RECORDS FOR THE EXERCISE ::
* Begin *
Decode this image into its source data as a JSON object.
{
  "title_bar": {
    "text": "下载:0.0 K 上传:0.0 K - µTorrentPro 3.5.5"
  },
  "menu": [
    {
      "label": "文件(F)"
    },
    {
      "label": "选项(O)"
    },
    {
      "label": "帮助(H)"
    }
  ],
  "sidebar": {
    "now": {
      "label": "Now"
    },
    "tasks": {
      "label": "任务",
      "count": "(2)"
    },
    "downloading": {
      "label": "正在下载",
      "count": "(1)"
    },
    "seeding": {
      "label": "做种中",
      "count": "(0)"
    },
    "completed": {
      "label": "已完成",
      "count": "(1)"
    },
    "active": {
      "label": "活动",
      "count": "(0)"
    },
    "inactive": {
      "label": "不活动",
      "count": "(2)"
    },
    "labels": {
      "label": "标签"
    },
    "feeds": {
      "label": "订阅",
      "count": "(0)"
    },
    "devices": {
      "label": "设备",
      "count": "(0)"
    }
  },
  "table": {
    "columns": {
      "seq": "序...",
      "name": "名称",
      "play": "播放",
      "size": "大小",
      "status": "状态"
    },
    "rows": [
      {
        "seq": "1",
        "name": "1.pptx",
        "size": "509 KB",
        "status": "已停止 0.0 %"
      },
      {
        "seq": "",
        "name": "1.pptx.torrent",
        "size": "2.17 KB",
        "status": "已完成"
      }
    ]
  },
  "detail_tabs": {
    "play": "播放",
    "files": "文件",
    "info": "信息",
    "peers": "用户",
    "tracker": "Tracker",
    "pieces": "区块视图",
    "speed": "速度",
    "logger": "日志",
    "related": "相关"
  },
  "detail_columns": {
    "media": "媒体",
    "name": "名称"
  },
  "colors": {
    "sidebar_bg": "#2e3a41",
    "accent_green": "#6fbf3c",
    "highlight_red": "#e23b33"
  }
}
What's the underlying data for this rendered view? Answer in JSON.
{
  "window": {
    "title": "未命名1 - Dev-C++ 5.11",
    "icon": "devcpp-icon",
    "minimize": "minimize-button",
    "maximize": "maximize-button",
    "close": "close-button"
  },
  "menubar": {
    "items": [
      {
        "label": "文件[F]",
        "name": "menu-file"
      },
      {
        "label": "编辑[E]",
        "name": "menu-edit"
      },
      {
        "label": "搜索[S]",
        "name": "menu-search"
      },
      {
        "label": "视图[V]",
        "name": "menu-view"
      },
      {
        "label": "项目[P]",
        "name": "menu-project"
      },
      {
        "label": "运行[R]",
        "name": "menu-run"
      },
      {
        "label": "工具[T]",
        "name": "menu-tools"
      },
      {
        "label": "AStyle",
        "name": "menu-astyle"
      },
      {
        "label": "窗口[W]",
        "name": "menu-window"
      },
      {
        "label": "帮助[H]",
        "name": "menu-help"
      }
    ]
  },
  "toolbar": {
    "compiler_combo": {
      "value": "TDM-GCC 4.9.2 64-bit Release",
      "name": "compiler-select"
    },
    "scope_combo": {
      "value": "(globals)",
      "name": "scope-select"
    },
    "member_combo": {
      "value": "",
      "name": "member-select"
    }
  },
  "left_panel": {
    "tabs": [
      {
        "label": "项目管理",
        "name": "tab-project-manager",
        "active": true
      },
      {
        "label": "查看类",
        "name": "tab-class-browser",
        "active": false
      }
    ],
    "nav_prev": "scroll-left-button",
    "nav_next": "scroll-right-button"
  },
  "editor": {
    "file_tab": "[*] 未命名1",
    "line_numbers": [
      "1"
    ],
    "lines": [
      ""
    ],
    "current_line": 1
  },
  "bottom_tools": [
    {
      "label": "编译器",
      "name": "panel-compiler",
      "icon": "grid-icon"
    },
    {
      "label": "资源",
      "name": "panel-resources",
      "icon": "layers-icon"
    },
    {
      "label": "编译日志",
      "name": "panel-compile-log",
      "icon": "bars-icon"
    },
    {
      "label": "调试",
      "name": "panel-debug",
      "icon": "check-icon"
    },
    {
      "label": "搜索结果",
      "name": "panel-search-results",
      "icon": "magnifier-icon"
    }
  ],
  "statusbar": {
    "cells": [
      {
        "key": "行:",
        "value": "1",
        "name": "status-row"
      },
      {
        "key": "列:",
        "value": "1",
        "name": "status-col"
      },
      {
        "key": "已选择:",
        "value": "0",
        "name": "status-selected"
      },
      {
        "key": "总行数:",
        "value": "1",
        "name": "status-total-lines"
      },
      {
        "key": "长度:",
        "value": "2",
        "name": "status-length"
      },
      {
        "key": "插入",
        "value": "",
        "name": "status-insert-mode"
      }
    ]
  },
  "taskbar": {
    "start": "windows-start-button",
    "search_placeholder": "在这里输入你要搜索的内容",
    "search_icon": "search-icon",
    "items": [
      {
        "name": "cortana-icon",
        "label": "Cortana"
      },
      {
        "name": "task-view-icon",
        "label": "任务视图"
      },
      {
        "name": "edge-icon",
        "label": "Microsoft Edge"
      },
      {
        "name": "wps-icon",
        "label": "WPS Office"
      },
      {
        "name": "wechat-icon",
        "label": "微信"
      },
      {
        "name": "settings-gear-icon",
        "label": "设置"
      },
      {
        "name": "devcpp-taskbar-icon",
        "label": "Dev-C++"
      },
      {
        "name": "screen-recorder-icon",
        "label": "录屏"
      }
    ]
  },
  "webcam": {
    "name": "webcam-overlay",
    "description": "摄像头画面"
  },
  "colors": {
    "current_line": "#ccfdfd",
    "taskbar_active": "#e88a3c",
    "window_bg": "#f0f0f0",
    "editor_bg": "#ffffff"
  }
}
* End *
TASK PROMPT :: Output all of the data again, exactly.

COMPLETE OUTPUT ::
Decode this image into its source data as a JSON object.
{
  "title_bar": {
    "text": "下载:0.0 K 上传:0.0 K - µTorrentPro 3.5.5"
  },
  "menu": [
    {
      "label": "文件(F)"
    },
    {
      "label": "选项(O)"
    },
    {
      "label": "帮助(H)"
    }
  ],
  "sidebar": {
    "now": {
      "label": "Now"
    },
    "tasks": {
      "label": "任务",
      "count": "(2)"
    },
    "downloading": {
      "label": "正在下载",
      "count": "(1)"
    },
    "seeding": {
      "label": "做种中",
      "count": "(0)"
    },
    "completed": {
      "label": "已完成",
      "count": "(1)"
    },
    "active": {
      "label": "活动",
      "count": "(0)"
    },
    "inactive": {
      "label": "不活动",
      "count": "(2)"
    },
    "labels": {
      "label": "标签"
    },
    "feeds": {
      "label": "订阅",
      "count": "(0)"
    },
    "devices": {
      "label": "设备",
      "count": "(0)"
    }
  },
  "table": {
    "columns": {
      "seq": "序...",
      "name": "名称",
      "play": "播放",
      "size": "大小",
      "status": "状态"
    },
    "rows": [
      {
        "seq": "1",
        "name": "1.pptx",
        "size": "509 KB",
        "status": "已停止 0.0 %"
      },
      {
        "seq": "",
        "name": "1.pptx.torrent",
        "size": "2.17 KB",
        "status": "已完成"
      }
    ]
  },
  "detail_tabs": {
    "play": "播放",
    "files": "文件",
    "info": "信息",
    "peers": "用户",
    "tracker": "Tracker",
    "pieces": "区块视图",
    "speed": "速度",
    "logger": "日志",
    "related": "相关"
  },
  "detail_columns": {
    "media": "媒体",
    "name": "名称"
  },
  "colors": {
    "sidebar_bg": "#2e3a41",
    "accent_green": "#6fbf3c",
    "highlight_red": "#e23b33"
  }
}
What's the underlying data for this rendered view? Answer in JSON.
{
  "window": {
    "title": "未命名1 - Dev-C++ 5.11",
    "icon": "devcpp-icon",
    "minimize": "minimize-button",
    "maximize": "maximize-button",
    "close": "close-button"
  },
  "menubar": {
    "items": [
      {
        "label": "文件[F]",
        "name": "menu-file"
      },
      {
        "label": "编辑[E]",
        "name": "menu-edit"
      },
      {
        "label": "搜索[S]",
        "name": "menu-search"
      },
      {
        "label": "视图[V]",
        "name": "menu-view"
      },
      {
        "label": "项目[P]",
        "name": "menu-project"
      },
      {
        "label": "运行[R]",
        "name": "menu-run"
      },
      {
        "label": "工具[T]",
        "name": "menu-tools"
      },
      {
        "label": "AStyle",
        "name": "menu-astyle"
      },
      {
        "label": "窗口[W]",
        "name": "menu-window"
      },
      {
        "label": "帮助[H]",
        "name": "menu-help"
      }
    ]
  },
  "toolbar": {
    "compiler_combo": {
      "value": "TDM-GCC 4.9.2 64-bit Release",
      "name": "compiler-select"
    },
    "scope_combo": {
      "value": "(globals)",
      "name": "scope-select"
    },
    "member_combo": {
      "value": "",
      "name": "member-select"
    }
  },
  "left_panel": {
    "tabs": [
      {
        "label": "项目管理",
        "name": "tab-project-manager",
        "active": true
      },
      {
        "label": "查看类",
        "name": "tab-class-browser",
        "active": false
      }
    ],
    "nav_prev": "scroll-left-button",
    "nav_next": "scroll-right-button"
  },
  "editor": {
    "file_tab": "[*] 未命名1",
    "line_numbers": [
      "1"
    ],
    "lines": [
      ""
    ],
    "current_line": 1
  },
  "bottom_tools": [
    {
      "label": "编译器",
      "name": "panel-compiler",
      "icon": "grid-icon"
    },
    {
      "label": "资源",
      "name": "panel-resources",
      "icon": "layers-icon"
    },
    {
      "label": "编译日志",
      "name": "panel-compile-log",
      "icon": "bars-icon"
    },
    {
      "label": "调试",
      "name": "panel-debug",
      "icon": "check-icon"
    },
    {
      "label": "搜索结果",
      "name": "panel-search-results",
      "icon": "magnifier-icon"
    }
  ],
  "statusbar": {
    "cells": [
      {
        "key": "行:",
        "value": "1",
        "name": "status-row"
      },
      {
        "key": "列:",
        "value": "1",
        "name": "status-col"
      },
      {
        "key": "已选择:",
        "value": "0",
        "name": "status-selected"
      },
      {
        "key": "总行数:",
        "value": "1",
        "name": "status-total-lines"
      },
      {
        "key": "长度:",
        "value": "2",
        "name": "status-length"
      },
      {
        "key": "插入",
        "value": "",
        "name": "status-insert-mode"
      }
    ]
  },
  "taskbar": {
    "start": "windows-start-button",
    "search_placeholder": "在这里输入你要搜索的内容",
    "search_icon": "search-icon",
    "items": [
      {
        "name": "cortana-icon",
        "label": "Cortana"
      },
      {
        "name": "task-view-icon",
        "label": "任务视图"
      },
      {
        "name": "edge-icon",
        "label": "Microsoft Edge"
      },
      {
        "name": "wps-icon",
        "label": "WPS Office"
      },
      {
        "name": "wechat-icon",
        "label": "微信"
      },
      {
        "name": "settings-gear-icon",
        "label": "设置"
      },
      {
        "name": "devcpp-taskbar-icon",
        "label": "Dev-C++"
      },
      {
        "name": "screen-recorder-icon",
        "label": "录屏"
      }
    ]
  },
  "webcam": {
    "name": "webcam-overlay",
    "description": "摄像头画面"
  },
  "colors": {
    "current_line": "#ccfdfd",
    "taskbar_active": "#e88a3c",
    "window_bg": "#f0f0f0",
    "editor_bg": "#ffffff"
  }
}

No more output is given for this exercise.